**** Supplied text

“What I have learned over my 40 years working in IT is that:
You must always expect things to go wrong, work hard to make sure they don’t, but always have a Plan B.
Mostly success is not about using the latest or the best technology but about maintaining good relationships with all the people you have to deal with, both within your organisation at all levels, and also with your suppliers.
Always take a long-term view with regard to outsourcing and other trends – not just the next few years but the really long-term.”
Roger Marshall spent 41 years applying IT to the benefit of local authorities in and around London, a unique career. He developed applications, managed other developers and managed the IT systems of local authorities as they were tasked with delivering ever more complex services. These services often relied on new IT applications. Today he spent time with Richard Sharpe discussing his life and very varied career.
Early Life and Education
Roger Marshall was born in 1946 and both his father and grandfather were farmers in Sussex. His parents valued education and encouraged him and his two siblings to study hard at school and to go into higher education.
Roger attended Herstmonceux Primary School where he passed his eleven plus. He then progressed to the Bexhill County Grammar School, where he sat and obtained 9 O levels including maths which he took a year early. He then went on to study botany, zoology and geography at A level.
Following his A levels, Roger took a year out and worked in the Dental Estimates Board in Eastbourne.
In the midst of the swinging sixties (1966), Roger moved to London to study for a BSc in geography at University College, London. Roger says that living on a grant meant that “life in London centred around the Union Bar in UC and our digs.”
It was at UCL that Roger encountered his first computer when he did a taster course for students studying non-computer related degrees. He says of the experience: “I didn’t stick it, I really found it too techie, it was given by techies so if you already knew a fair bit about what a computer program was then it would have taught you how to write that program. I didn’t know what a program was, I didn’t know what hardware and software was. I knew nothing, which was typical of people at that time, so it was no use to me.”

********
**** Provided information

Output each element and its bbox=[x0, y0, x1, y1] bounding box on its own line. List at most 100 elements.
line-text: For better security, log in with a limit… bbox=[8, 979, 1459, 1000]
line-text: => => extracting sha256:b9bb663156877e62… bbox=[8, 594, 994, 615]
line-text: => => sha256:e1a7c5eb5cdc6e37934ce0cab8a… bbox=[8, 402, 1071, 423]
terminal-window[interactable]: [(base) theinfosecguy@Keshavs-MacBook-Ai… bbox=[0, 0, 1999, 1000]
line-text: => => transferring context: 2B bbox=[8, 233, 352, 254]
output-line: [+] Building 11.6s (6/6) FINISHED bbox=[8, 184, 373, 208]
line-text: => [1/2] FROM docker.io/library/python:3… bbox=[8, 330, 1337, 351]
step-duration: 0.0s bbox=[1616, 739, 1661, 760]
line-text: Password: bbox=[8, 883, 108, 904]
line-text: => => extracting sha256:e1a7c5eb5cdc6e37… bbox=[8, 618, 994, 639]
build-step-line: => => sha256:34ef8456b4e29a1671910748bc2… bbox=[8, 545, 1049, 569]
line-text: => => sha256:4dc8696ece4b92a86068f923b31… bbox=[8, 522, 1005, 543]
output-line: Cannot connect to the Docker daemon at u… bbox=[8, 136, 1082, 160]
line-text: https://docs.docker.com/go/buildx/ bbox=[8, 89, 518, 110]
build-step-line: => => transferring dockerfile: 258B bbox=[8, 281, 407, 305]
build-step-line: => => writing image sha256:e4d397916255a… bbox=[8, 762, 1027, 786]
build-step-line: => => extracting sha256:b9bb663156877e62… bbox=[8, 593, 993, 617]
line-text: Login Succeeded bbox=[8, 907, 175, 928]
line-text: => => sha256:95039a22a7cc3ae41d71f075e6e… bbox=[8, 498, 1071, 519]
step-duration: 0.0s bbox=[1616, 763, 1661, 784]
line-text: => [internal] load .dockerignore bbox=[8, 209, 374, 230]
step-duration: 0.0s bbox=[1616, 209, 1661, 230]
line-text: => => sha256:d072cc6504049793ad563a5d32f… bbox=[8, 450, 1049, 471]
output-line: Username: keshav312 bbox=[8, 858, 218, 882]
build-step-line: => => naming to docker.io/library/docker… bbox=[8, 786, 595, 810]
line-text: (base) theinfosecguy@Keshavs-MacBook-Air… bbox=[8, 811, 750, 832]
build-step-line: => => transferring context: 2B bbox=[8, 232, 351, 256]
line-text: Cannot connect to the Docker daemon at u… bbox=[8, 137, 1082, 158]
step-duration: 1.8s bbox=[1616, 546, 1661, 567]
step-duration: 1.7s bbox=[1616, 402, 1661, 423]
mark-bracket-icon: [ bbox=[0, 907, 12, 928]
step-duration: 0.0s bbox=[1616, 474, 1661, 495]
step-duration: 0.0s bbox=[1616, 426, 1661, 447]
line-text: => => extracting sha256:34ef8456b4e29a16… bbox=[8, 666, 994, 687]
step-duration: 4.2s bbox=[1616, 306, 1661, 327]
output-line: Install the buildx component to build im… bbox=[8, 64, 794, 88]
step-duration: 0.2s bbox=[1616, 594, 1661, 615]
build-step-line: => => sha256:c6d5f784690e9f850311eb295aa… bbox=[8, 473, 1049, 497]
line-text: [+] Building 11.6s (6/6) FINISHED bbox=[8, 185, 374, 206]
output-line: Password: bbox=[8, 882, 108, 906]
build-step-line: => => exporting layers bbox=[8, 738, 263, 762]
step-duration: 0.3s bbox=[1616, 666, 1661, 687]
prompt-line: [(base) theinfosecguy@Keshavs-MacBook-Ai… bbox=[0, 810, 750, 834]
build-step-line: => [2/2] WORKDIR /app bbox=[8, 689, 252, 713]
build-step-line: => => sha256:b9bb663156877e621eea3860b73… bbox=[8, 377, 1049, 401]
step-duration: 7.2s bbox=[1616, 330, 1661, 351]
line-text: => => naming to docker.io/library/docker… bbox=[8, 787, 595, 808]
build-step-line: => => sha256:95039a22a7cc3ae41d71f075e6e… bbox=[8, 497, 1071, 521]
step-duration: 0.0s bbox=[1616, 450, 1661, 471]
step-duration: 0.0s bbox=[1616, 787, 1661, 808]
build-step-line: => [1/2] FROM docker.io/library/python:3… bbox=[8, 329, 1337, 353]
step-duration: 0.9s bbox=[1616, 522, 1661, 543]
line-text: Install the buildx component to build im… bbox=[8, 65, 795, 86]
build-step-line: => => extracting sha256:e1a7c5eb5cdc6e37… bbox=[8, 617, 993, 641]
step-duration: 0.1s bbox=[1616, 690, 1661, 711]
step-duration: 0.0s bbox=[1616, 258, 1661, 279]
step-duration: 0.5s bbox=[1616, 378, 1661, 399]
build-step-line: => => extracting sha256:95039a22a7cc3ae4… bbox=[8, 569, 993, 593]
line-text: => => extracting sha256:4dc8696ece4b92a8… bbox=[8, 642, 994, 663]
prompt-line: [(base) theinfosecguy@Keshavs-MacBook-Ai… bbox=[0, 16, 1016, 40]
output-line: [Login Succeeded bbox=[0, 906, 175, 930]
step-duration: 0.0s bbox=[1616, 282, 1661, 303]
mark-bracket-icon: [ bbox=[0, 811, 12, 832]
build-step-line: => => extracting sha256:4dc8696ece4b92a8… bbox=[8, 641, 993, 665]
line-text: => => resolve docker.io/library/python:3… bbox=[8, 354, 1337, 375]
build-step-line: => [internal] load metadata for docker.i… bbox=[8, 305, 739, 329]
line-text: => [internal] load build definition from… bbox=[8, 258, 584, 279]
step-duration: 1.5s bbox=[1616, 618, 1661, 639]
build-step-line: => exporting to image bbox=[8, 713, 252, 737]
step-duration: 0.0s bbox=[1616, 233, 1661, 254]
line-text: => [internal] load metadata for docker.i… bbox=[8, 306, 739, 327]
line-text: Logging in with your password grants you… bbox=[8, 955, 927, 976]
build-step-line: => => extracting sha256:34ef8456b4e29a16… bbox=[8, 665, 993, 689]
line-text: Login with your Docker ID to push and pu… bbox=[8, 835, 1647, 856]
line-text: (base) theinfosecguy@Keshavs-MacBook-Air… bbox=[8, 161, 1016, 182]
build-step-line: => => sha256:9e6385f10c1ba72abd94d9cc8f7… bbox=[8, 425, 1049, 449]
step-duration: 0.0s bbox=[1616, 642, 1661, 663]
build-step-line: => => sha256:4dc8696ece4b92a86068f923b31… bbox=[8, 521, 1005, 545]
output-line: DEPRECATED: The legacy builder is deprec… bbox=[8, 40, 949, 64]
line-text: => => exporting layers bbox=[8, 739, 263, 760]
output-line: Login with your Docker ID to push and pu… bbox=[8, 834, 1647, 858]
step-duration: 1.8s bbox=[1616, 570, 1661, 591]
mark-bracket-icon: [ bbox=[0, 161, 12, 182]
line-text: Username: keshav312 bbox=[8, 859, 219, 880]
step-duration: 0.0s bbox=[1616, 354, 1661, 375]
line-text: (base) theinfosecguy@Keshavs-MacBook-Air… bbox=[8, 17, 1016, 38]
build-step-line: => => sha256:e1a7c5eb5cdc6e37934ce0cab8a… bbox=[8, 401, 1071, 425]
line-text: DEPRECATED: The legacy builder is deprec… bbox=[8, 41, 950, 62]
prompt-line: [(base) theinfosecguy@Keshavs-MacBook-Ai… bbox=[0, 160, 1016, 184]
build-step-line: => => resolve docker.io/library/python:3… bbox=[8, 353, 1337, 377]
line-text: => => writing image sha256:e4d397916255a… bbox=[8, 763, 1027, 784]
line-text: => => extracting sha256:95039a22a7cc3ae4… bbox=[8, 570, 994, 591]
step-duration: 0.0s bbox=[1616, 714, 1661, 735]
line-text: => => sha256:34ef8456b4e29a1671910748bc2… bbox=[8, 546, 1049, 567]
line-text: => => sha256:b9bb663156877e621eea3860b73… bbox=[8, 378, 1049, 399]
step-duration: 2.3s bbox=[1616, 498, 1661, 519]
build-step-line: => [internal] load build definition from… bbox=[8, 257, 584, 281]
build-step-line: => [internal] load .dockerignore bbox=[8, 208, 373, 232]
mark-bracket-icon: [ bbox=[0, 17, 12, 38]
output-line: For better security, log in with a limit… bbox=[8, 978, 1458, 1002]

********

Exercise instructions =>
• 1. In the Roger Marshall profile, condense the paragraph beginning "Roger attended Herstmonceux Primary School" into a short list that keeps its main facts.
• 2. Decide whether each statement agrees with the Roger Marshall profile. Answer yes or no for each and quote the words of the profile that settle it.
(a) Roger Marshall was born in 1946.
(b) Roger went directly from his A levels to university.
(c) Roger found the computer taster course at UCL useful.
• 3. Transcribe everything in the Roger Marshall profile from "Early Life and" down to "into higher education.".
The data above is not needed for any of the tasks.

Problem solutions =>
• 1.
- Attended Herstmonceux Primary School and passed his eleven plus
- Moved on to Bexhill County Grammar School
- Obtained 9 O levels there, including maths taken a year early
- Studied botany, zoology and geography at A level

• 2.
(a) Yes: "Roger Marshall was born in 1946"
(b) No: "Following his A levels, Roger took a year out and worked in the Dental Estimates Board in Eastbourne."
(c) No: "so it was no use to me."

• 3.
Early Life and Education
Roger Marshall was born in 1946 and both his father and grandfather were farmers in Sussex. His parents valued education and encouraged him and his two siblings to study hard at school and to go into higher education.